• [Job] From the entries below, pull out each line where "dataset" appears.

Records from a collection:
#####
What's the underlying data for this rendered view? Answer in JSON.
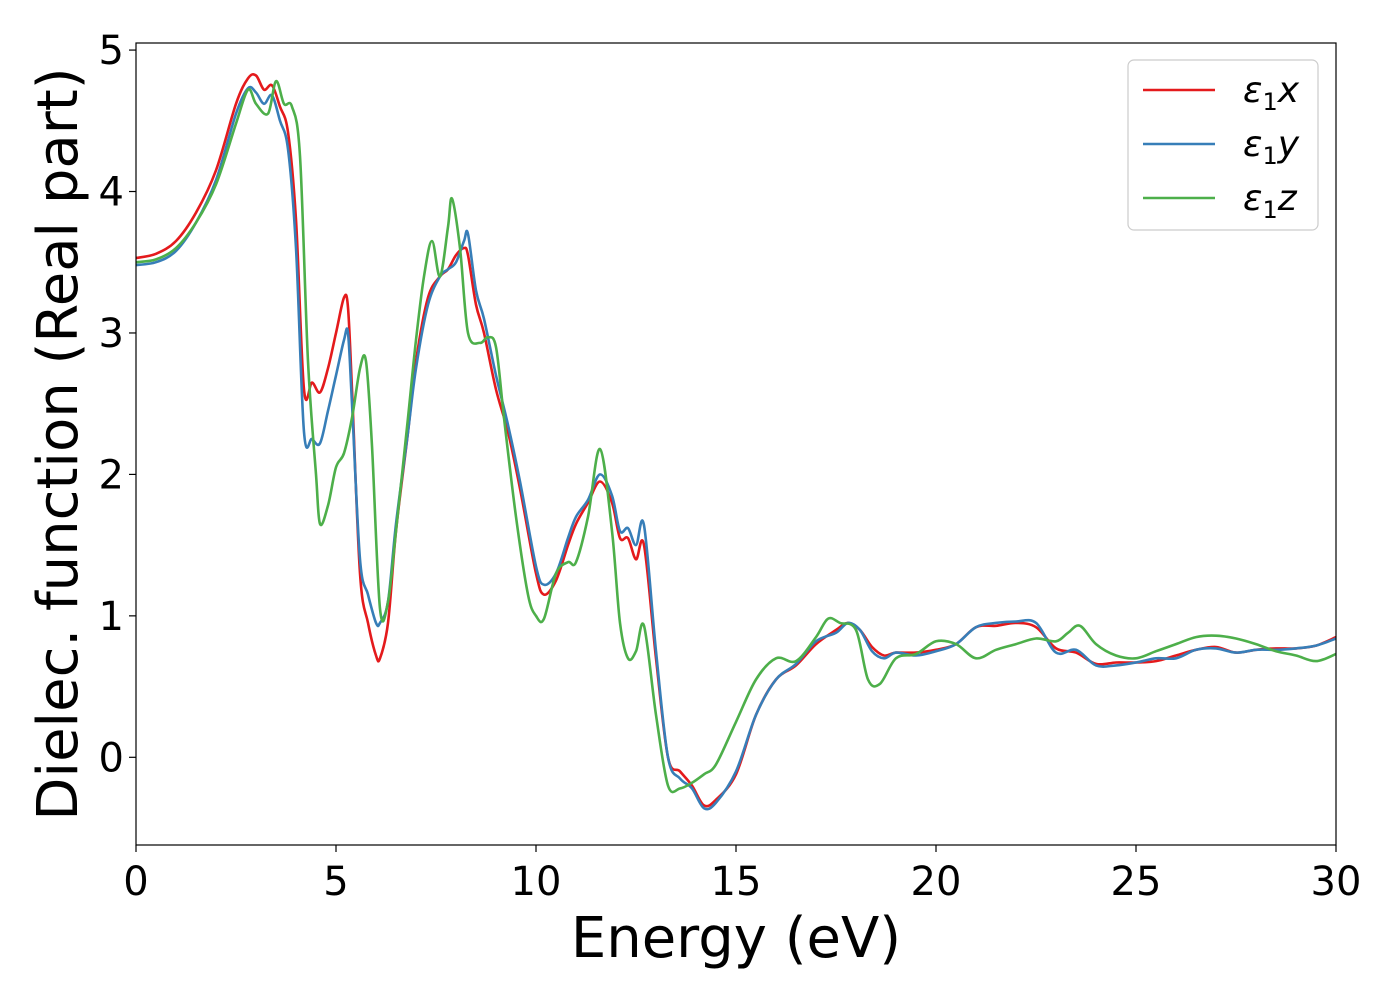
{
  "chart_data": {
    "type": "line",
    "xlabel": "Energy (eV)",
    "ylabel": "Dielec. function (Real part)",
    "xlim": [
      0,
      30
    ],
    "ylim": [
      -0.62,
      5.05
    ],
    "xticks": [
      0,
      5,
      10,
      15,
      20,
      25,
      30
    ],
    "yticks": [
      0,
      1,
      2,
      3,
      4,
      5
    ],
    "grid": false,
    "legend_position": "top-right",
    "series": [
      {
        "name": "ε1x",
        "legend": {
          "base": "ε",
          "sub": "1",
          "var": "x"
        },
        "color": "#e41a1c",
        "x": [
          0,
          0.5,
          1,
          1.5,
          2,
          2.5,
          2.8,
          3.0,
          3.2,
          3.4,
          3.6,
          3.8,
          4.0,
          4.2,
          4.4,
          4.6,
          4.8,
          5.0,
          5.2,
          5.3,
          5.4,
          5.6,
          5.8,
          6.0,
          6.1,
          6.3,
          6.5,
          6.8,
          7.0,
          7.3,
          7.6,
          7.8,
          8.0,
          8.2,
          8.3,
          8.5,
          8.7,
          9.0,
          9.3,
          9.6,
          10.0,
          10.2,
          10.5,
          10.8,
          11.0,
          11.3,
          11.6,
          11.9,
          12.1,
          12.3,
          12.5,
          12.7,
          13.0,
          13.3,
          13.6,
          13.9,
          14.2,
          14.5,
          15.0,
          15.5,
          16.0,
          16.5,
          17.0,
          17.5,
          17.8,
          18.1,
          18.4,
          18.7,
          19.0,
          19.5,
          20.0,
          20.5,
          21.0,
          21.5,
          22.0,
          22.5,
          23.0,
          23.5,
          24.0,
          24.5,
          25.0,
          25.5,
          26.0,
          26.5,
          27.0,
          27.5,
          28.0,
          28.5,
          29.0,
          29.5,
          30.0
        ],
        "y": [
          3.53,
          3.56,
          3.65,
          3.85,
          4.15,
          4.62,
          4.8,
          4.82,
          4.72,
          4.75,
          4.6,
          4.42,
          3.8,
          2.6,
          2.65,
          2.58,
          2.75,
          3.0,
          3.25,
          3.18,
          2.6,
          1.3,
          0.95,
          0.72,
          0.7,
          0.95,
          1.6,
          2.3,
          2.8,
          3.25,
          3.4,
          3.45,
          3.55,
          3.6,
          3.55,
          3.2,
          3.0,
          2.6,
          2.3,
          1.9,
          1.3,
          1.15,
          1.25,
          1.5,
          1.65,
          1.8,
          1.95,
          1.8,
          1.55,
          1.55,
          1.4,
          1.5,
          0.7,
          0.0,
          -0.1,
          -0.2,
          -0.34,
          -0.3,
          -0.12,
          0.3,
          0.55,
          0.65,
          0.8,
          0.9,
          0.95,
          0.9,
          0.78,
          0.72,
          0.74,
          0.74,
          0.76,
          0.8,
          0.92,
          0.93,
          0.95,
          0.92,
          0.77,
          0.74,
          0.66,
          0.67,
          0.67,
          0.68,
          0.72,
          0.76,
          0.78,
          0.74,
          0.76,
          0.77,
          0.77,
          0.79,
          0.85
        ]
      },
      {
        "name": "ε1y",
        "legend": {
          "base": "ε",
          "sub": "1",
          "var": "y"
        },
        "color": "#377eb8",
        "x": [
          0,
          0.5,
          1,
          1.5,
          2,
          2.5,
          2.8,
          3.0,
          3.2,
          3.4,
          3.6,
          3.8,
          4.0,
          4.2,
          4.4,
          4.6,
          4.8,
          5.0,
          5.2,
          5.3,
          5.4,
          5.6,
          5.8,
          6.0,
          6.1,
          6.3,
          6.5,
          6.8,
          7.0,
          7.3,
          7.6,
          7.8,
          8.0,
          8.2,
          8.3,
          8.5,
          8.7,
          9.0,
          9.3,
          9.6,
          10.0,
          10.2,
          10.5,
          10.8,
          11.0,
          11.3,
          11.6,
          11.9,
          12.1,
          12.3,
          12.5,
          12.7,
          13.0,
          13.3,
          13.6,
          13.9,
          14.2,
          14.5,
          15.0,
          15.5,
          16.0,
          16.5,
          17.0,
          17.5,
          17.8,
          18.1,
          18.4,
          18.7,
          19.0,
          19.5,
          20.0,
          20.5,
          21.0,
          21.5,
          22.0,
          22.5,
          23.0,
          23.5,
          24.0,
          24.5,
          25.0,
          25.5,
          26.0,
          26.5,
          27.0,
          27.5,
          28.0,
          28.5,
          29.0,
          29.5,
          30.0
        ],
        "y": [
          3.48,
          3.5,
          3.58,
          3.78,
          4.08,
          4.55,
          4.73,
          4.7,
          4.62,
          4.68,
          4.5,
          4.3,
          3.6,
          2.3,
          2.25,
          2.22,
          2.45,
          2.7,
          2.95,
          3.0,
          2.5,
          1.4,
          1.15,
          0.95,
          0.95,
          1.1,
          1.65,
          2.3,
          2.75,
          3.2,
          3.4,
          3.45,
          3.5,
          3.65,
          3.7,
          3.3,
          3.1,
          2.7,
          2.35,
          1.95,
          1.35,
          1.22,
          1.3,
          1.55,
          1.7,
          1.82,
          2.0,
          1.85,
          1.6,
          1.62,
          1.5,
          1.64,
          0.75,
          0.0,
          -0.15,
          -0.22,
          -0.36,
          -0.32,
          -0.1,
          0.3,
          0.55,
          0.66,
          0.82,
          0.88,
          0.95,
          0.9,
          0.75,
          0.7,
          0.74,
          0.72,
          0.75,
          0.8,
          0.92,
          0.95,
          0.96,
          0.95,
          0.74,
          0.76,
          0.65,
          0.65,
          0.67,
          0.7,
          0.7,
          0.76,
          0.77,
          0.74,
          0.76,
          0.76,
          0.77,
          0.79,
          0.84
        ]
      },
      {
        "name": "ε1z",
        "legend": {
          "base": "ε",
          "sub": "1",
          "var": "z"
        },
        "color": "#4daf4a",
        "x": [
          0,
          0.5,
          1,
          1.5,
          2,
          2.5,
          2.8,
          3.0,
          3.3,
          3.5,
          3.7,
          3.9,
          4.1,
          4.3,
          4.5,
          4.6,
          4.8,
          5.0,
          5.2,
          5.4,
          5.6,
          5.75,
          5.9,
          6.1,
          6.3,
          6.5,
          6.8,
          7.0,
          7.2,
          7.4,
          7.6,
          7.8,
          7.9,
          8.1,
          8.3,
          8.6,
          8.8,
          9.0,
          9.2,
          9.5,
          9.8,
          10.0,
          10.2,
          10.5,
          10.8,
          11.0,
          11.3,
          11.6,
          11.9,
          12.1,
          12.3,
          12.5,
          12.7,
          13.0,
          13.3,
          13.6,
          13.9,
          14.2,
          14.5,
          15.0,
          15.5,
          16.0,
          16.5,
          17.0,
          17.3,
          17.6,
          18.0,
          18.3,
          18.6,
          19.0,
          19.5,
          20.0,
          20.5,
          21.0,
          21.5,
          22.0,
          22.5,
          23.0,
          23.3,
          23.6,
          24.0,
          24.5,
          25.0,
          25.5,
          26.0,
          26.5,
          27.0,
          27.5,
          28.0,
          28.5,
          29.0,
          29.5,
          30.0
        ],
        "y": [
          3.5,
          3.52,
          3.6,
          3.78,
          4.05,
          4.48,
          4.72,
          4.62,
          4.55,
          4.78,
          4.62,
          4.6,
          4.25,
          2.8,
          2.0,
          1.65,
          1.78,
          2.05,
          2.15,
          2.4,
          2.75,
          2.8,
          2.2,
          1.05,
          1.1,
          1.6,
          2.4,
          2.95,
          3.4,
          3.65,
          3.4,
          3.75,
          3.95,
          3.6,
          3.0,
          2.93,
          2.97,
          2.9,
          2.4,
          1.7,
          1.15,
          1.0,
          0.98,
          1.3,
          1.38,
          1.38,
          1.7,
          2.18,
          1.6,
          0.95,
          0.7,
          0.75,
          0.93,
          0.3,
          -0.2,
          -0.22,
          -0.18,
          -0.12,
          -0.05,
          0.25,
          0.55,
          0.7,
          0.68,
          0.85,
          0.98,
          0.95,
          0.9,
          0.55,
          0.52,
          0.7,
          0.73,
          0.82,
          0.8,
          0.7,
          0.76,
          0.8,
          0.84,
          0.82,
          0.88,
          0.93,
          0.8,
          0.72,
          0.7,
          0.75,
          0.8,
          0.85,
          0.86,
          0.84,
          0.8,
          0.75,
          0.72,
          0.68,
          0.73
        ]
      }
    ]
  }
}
#####
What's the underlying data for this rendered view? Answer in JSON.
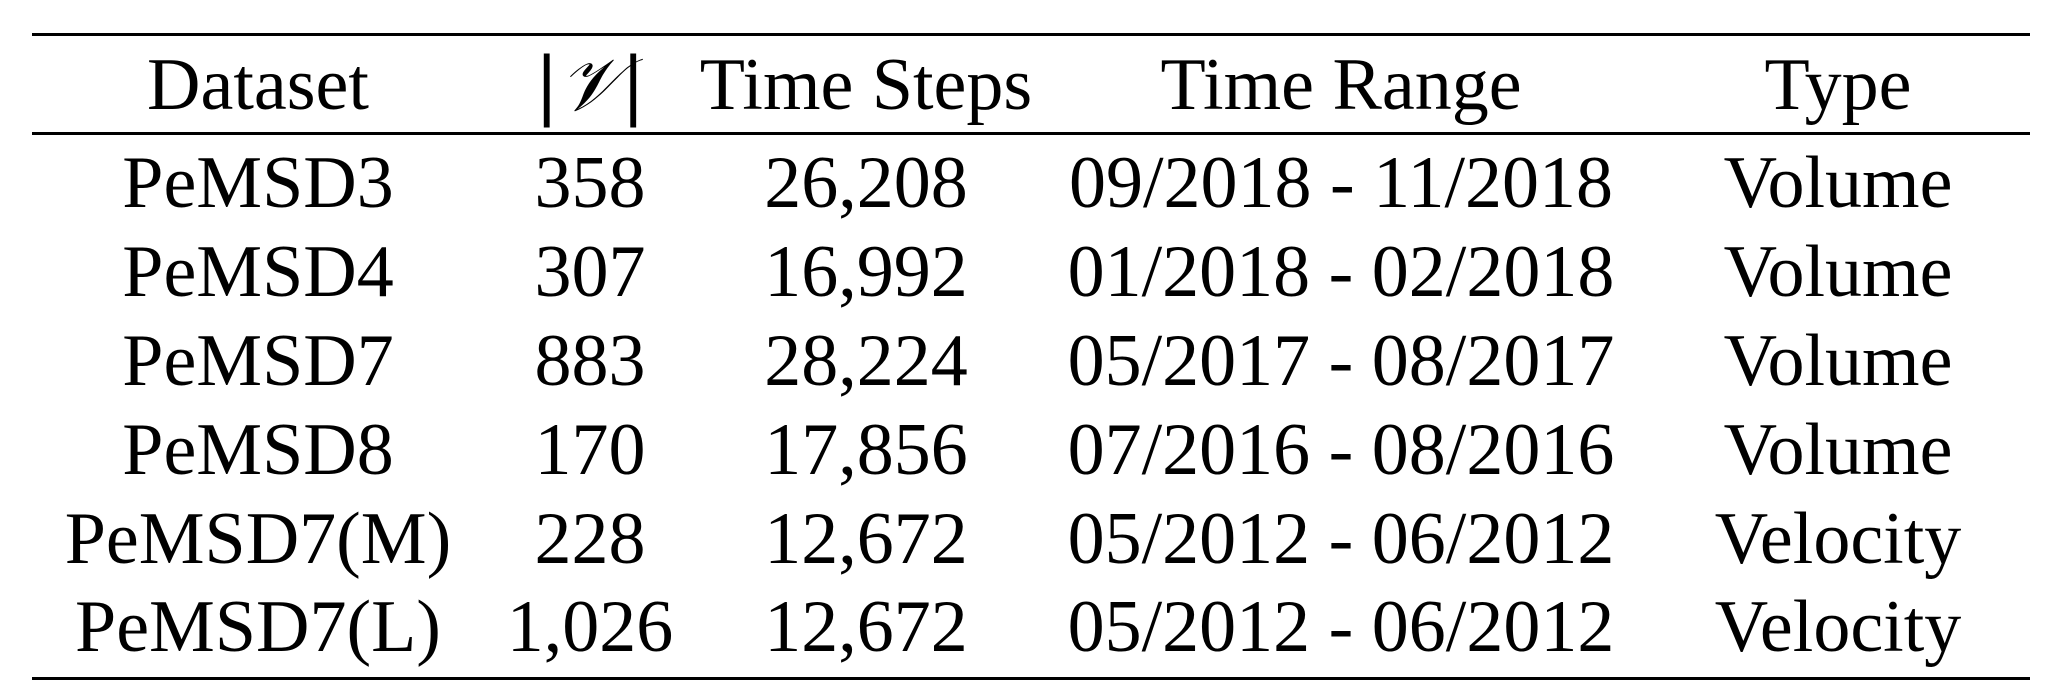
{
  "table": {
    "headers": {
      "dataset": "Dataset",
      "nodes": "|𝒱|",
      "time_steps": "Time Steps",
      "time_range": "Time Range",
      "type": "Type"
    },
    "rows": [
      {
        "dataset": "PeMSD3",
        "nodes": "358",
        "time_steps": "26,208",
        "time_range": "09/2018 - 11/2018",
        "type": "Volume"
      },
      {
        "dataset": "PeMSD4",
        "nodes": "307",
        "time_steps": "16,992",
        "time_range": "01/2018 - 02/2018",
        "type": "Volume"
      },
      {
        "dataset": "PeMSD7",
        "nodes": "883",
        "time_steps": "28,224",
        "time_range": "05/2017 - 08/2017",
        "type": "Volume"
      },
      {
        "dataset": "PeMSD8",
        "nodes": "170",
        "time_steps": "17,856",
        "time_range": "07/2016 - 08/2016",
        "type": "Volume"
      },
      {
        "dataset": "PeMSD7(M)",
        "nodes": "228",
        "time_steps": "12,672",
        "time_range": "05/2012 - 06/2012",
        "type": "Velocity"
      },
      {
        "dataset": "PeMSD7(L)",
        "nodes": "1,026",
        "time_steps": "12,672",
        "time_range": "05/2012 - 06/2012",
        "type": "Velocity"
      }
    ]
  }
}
#####
• [Task answer]
      "dataset": "Dataset",
        "dataset": "PeMSD3",
        "dataset": "PeMSD4",
        "dataset": "PeMSD7",
        "dataset": "PeMSD8",
        "dataset": "PeMSD7(M)",
        "dataset": "PeMSD7(L)",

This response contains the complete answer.